__Task to carry out__
Nothing may be dropped or altered: reproduce all the data.

Records start

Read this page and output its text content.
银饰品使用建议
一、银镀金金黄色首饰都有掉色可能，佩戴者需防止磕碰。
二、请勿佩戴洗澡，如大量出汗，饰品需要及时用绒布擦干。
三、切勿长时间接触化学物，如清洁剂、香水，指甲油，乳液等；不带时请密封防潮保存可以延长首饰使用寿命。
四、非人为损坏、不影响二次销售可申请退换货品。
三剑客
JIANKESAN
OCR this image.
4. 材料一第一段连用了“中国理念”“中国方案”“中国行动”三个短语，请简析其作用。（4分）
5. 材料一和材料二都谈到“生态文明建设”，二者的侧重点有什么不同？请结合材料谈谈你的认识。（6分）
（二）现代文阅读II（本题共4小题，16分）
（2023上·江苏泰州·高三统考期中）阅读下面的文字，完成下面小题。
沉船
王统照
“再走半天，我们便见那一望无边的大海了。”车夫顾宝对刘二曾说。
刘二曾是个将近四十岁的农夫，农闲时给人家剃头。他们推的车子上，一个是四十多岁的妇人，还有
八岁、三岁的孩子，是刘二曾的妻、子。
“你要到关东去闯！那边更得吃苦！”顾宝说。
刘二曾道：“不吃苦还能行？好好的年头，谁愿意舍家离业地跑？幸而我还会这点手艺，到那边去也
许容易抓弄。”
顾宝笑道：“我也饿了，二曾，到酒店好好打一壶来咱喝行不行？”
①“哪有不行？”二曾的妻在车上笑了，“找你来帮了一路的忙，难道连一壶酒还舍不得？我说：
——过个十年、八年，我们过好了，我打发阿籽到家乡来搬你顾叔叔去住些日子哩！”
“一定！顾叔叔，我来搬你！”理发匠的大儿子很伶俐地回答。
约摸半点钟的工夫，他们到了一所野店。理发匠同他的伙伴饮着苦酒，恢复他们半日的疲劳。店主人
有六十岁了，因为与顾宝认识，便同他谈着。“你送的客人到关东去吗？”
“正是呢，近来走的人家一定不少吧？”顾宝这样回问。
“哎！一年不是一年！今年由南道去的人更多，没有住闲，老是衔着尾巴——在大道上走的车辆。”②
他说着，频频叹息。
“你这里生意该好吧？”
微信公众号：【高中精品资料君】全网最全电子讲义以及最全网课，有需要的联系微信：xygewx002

Records end

__Right answer__
Read this page and output its text content.
银饰品使用建议
一、银镀金金黄色首饰都有掉色可能，佩戴者需防止磕碰。
二、请勿佩戴洗澡，如大量出汗，饰品需要及时用绒布擦干。
三、切勿长时间接触化学物，如清洁剂、香水，指甲油，乳液等；不带时请密封防潮保存可以延长首饰使用寿命。
四、非人为损坏、不影响二次销售可申请退换货品。
三剑客
JIANKESAN
OCR this image.
4. 材料一第一段连用了“中国理念”“中国方案”“中国行动”三个短语，请简析其作用。（4分）
5. 材料一和材料二都谈到“生态文明建设”，二者的侧重点有什么不同？请结合材料谈谈你的认识。（6分）
（二）现代文阅读II（本题共4小题，16分）
（2023上·江苏泰州·高三统考期中）阅读下面的文字，完成下面小题。
沉船
王统照
“再走半天，我们便见那一望无边的大海了。”车夫顾宝对刘二曾说。
刘二曾是个将近四十岁的农夫，农闲时给人家剃头。他们推的车子上，一个是四十多岁的妇人，还有
八岁、三岁的孩子，是刘二曾的妻、子。
“你要到关东去闯！那边更得吃苦！”顾宝说。
刘二曾道：“不吃苦还能行？好好的年头，谁愿意舍家离业地跑？幸而我还会这点手艺，到那边去也
许容易抓弄。”
顾宝笑道：“我也饿了，二曾，到酒店好好打一壶来咱喝行不行？”
①“哪有不行？”二曾的妻在车上笑了，“找你来帮了一路的忙，难道连一壶酒还舍不得？我说：
——过个十年、八年，我们过好了，我打发阿籽到家乡来搬你顾叔叔去住些日子哩！”
“一定！顾叔叔，我来搬你！”理发匠的大儿子很伶俐地回答。
约摸半点钟的工夫，他们到了一所野店。理发匠同他的伙伴饮着苦酒，恢复他们半日的疲劳。店主人
有六十岁了，因为与顾宝认识，便同他谈着。“你送的客人到关东去吗？”
“正是呢，近来走的人家一定不少吧？”顾宝这样回问。
“哎！一年不是一年！今年由南道去的人更多，没有住闲，老是衔着尾巴——在大道上走的车辆。”②
他说着，频频叹息。
“你这里生意该好吧？”
微信公众号：【高中精品资料君】全网最全电子讲义以及最全网课，有需要的联系微信：xygewx002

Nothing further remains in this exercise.